# Start of Data provided

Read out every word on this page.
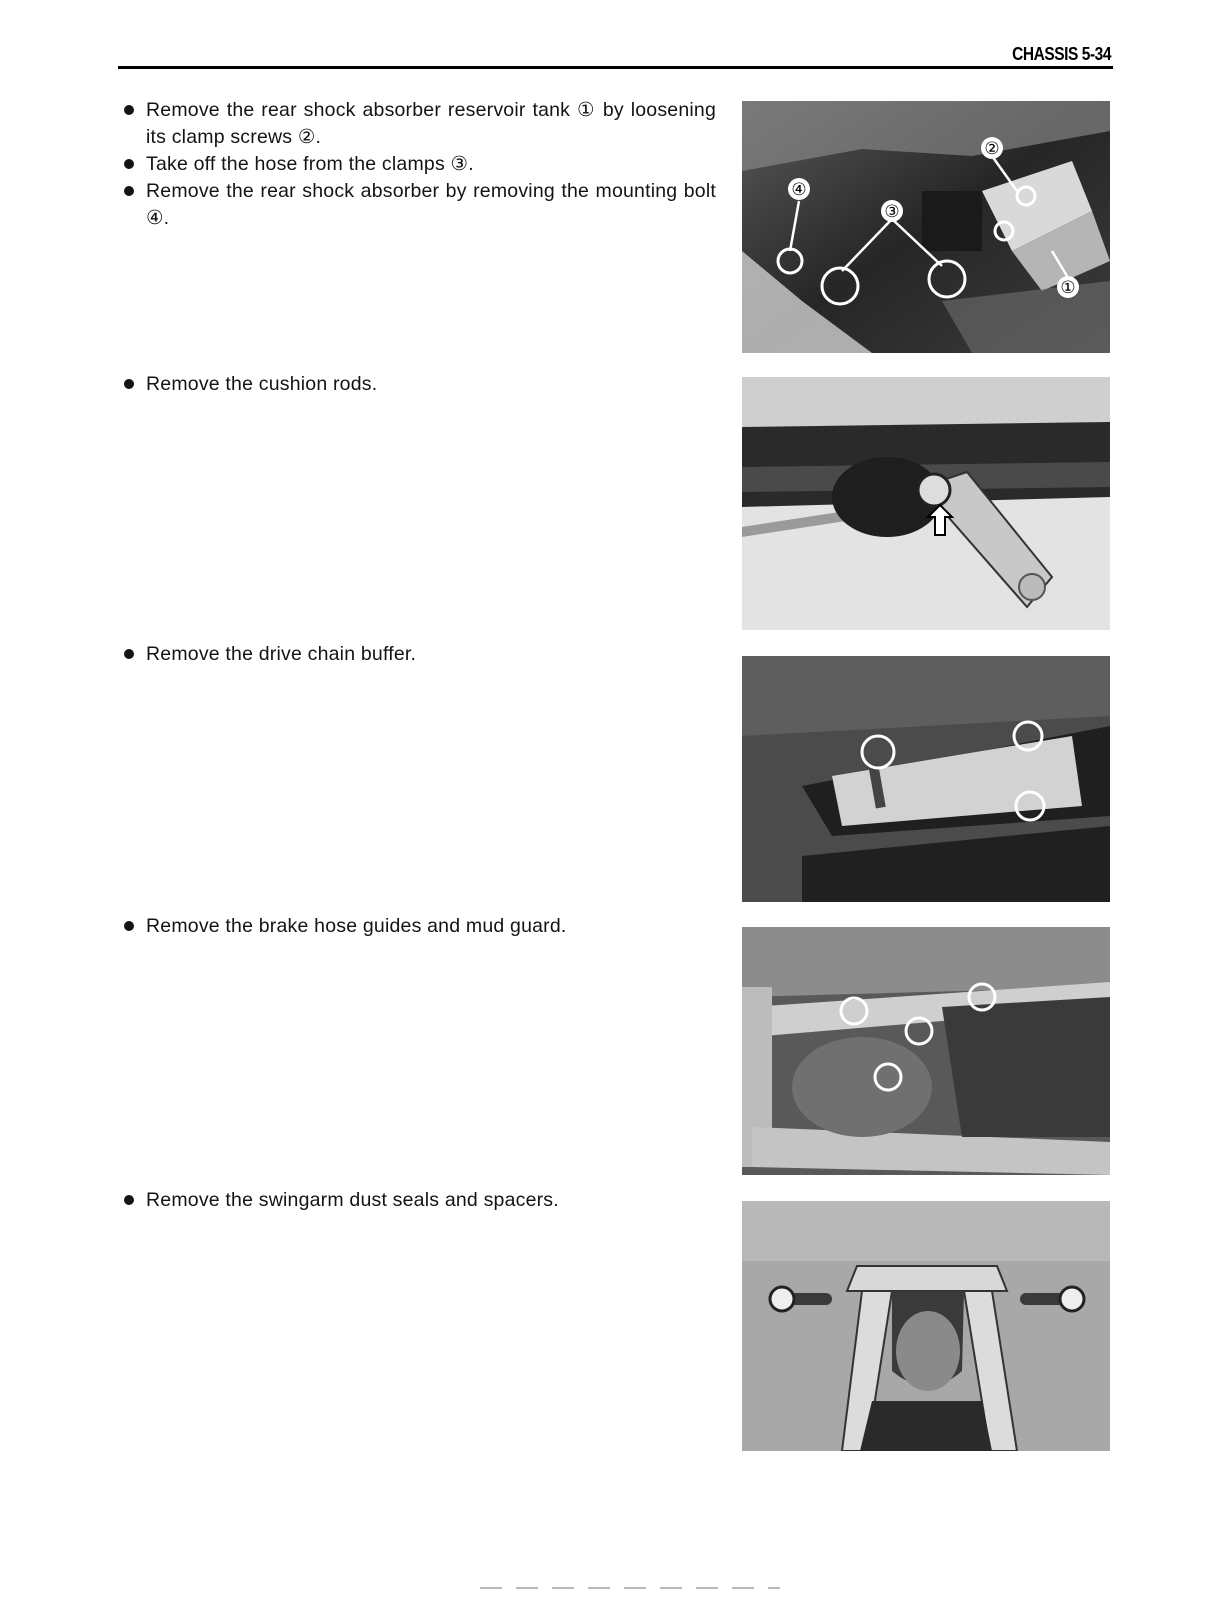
CHASSIS 5-34
Remove the rear shock absorber reservoir tank ① by loosening its clamp screws ②.
Take off the hose from the clamps ③.
Remove the rear shock absorber by removing the mounting bolt ④.
④
③
②
①
Remove the cushion rods.
Remove the drive chain buffer.
Remove the brake hose guides and mud guard.
Remove the swingarm dust seals and spacers.
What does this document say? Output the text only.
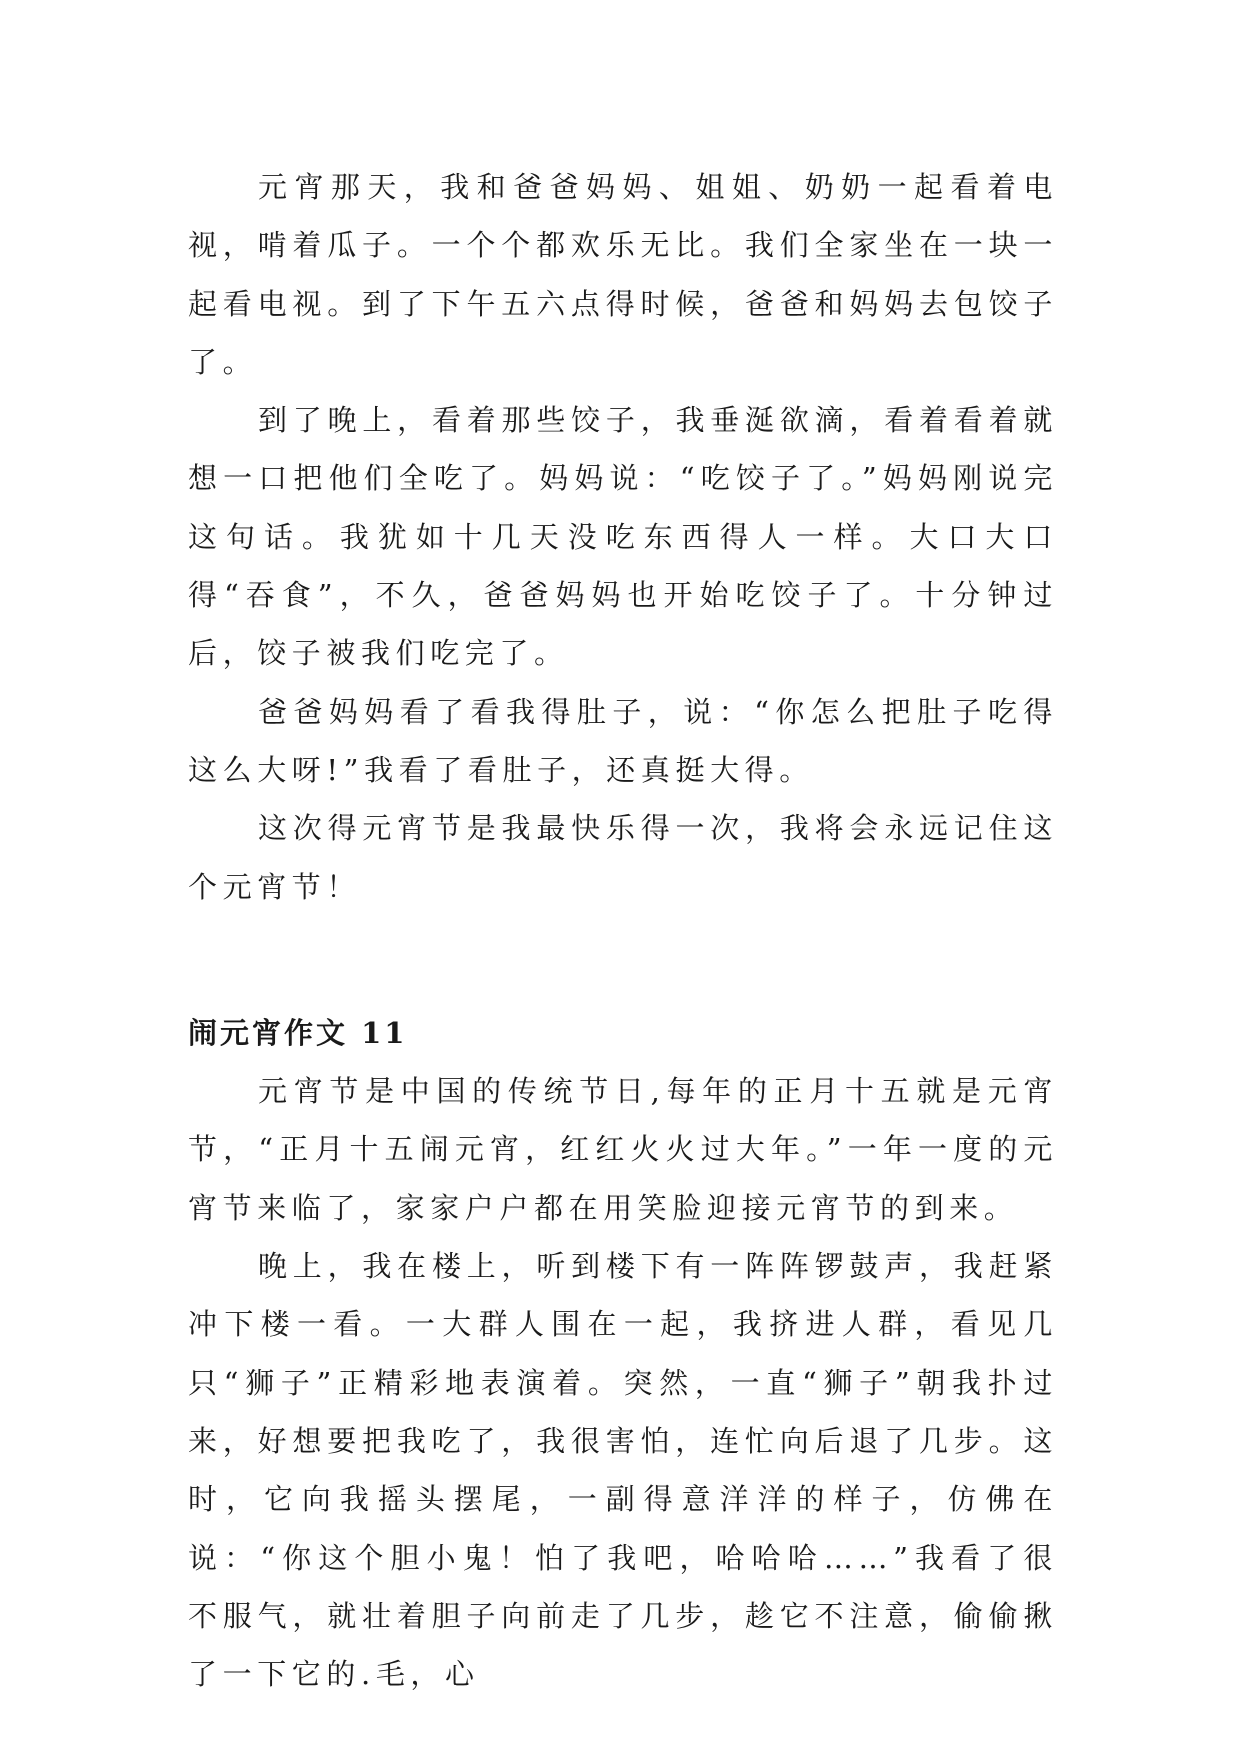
元宵那天，我和爸爸妈妈、姐姐、奶奶一起看着电视，啃着瓜子。一个个都欢乐无比。我们全家坐在一块一起看电视。到了下午五六点得时候，爸爸和妈妈去包饺子了。

到了晚上，看着那些饺子，我垂涎欲滴，看着看着就想一口把他们全吃了。妈妈说：“吃饺子了。”妈妈刚说完这句话。我犹如十几天没吃东西得人一样。大口大口得“吞食”，不久，爸爸妈妈也开始吃饺子了。十分钟过后，饺子被我们吃完了。

爸爸妈妈看了看我得肚子，说：“你怎么把肚子吃得这么大呀!”我看了看肚子，还真挺大得。

这次得元宵节是我最快乐得一次，我将会永远记住这个元宵节！

闹元宵作文 11

元宵节是中国的传统节日,每年的正月十五就是元宵节，“正月十五闹元宵，红红火火过大年。”一年一度的元宵节来临了，家家户户都在用笑脸迎接元宵节的到来。

晚上，我在楼上，听到楼下有一阵阵锣鼓声，我赶紧冲下楼一看。一大群人围在一起，我挤进人群，看见几只“狮子”正精彩地表演着。突然，一直“狮子”朝我扑过来，好想要把我吃了，我很害怕，连忙向后退了几步。这时，它向我摇头摆尾，一副得意洋洋的样子，仿佛在说：“你这个胆小鬼！怕了我吧，哈哈哈……”我看了很不服气，就壮着胆子向前走了几步，趁它不注意，偷偷揪了一下它的.毛，心
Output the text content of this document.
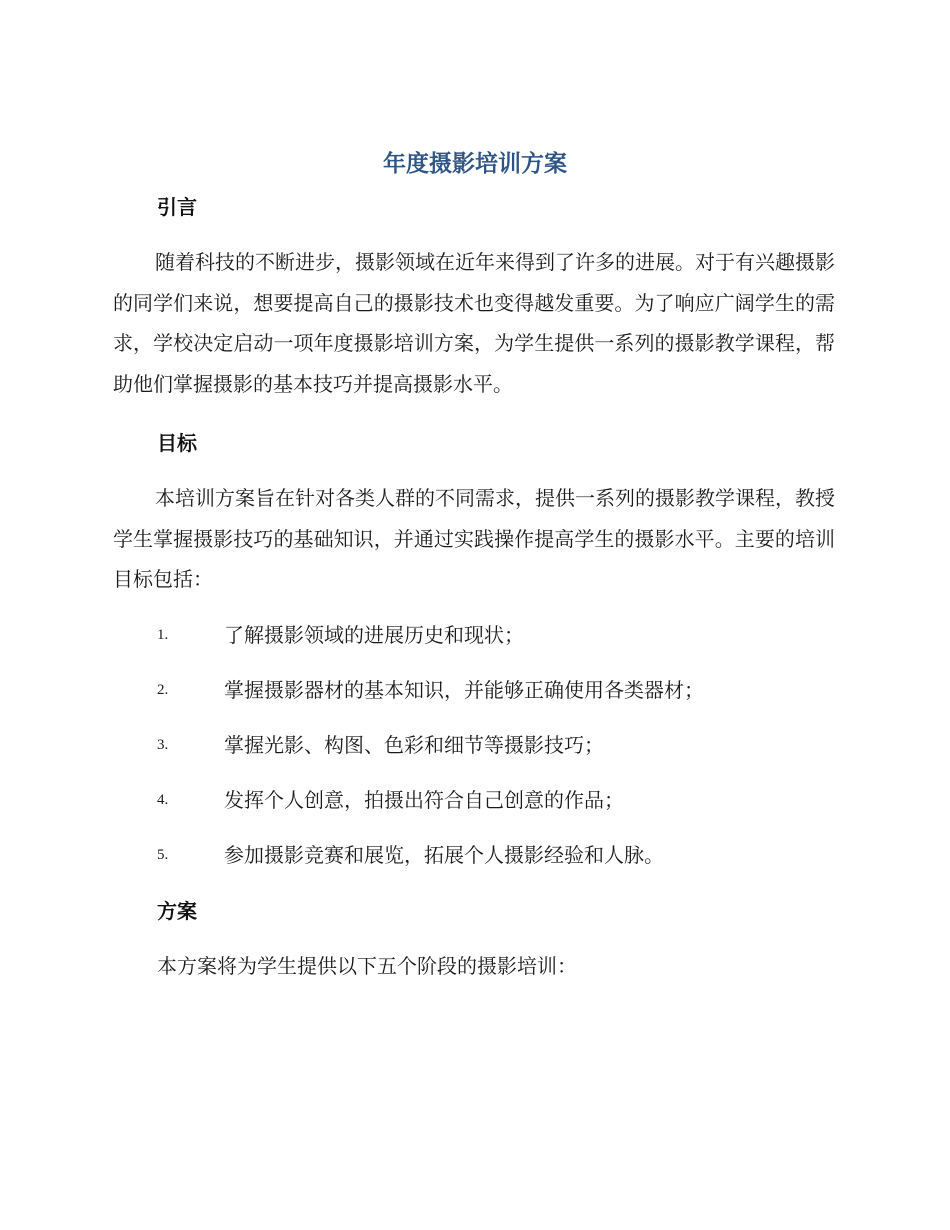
年度摄影培训方案
引言
随着科技的不断进步，摄影领域在近年来得到了许多的进展。对于有兴趣摄影的同学们来说，想要提高自己的摄影技术也变得越发重要。为了响应广阔学生的需求，学校决定启动一项年度摄影培训方案，为学生提供一系列的摄影教学课程，帮助他们掌握摄影的基本技巧并提高摄影水平。
目标
本培训方案旨在针对各类人群的不同需求，提供一系列的摄影教学课程，教授学生掌握摄影技巧的基础知识，并通过实践操作提高学生的摄影水平。主要的培训目标包括：
1.	了解摄影领域的进展历史和现状；
2.	掌握摄影器材的基本知识，并能够正确使用各类器材；
3.	掌握光影、构图、色彩和细节等摄影技巧；
4.	发挥个人创意，拍摄出符合自己创意的作品；
5.	参加摄影竞赛和展览，拓展个人摄影经验和人脉。
方案
本方案将为学生提供以下五个阶段的摄影培训：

# End of Data provided

▸ Given task:
Copy the listing word for word, excluding its pictures.

▸ Result of the task:
Read out every word on this page.
CHASSIS 5-34
Remove the rear shock absorber reservoir tank ① by loosening its clamp screws ②.
Take off the hose from the clamps ③.
Remove the rear shock absorber by removing the mounting bolt ④.
④
③
②
①
Remove the cushion rods.
Remove the drive chain buffer.
Remove the brake hose guides and mud guard.
Remove the swingarm dust seals and spacers.
What does this document say? Output the text only.
元宵那天，我和爸爸妈妈、姐姐、奶奶一起看着电视，啃着瓜子。一个个都欢乐无比。我们全家坐在一块一起看电视。到了下午五六点得时候，爸爸和妈妈去包饺子了。

到了晚上，看着那些饺子，我垂涎欲滴，看着看着就想一口把他们全吃了。妈妈说：“吃饺子了。”妈妈刚说完这句话。我犹如十几天没吃东西得人一样。大口大口得“吞食”，不久，爸爸妈妈也开始吃饺子了。十分钟过后，饺子被我们吃完了。

爸爸妈妈看了看我得肚子，说：“你怎么把肚子吃得这么大呀!”我看了看肚子，还真挺大得。

这次得元宵节是我最快乐得一次，我将会永远记住这个元宵节！

闹元宵作文 11

元宵节是中国的传统节日,每年的正月十五就是元宵节，“正月十五闹元宵，红红火火过大年。”一年一度的元宵节来临了，家家户户都在用笑脸迎接元宵节的到来。

晚上，我在楼上，听到楼下有一阵阵锣鼓声，我赶紧冲下楼一看。一大群人围在一起，我挤进人群，看见几只“狮子”正精彩地表演着。突然，一直“狮子”朝我扑过来，好想要把我吃了，我很害怕，连忙向后退了几步。这时，它向我摇头摆尾，一副得意洋洋的样子，仿佛在说：“你这个胆小鬼！怕了我吧，哈哈哈……”我看了很不服气，就壮着胆子向前走了几步，趁它不注意，偷偷揪了一下它的.毛，心
Output the text content of this document.
年度摄影培训方案
引言
随着科技的不断进步，摄影领域在近年来得到了许多的进展。对于有兴趣摄影的同学们来说，想要提高自己的摄影技术也变得越发重要。为了响应广阔学生的需求，学校决定启动一项年度摄影培训方案，为学生提供一系列的摄影教学课程，帮助他们掌握摄影的基本技巧并提高摄影水平。
目标
本培训方案旨在针对各类人群的不同需求，提供一系列的摄影教学课程，教授学生掌握摄影技巧的基础知识，并通过实践操作提高学生的摄影水平。主要的培训目标包括：
1.	了解摄影领域的进展历史和现状；
2.	掌握摄影器材的基本知识，并能够正确使用各类器材；
3.	掌握光影、构图、色彩和细节等摄影技巧；
4.	发挥个人创意，拍摄出符合自己创意的作品；
5.	参加摄影竞赛和展览，拓展个人摄影经验和人脉。
方案
本方案将为学生提供以下五个阶段的摄影培训：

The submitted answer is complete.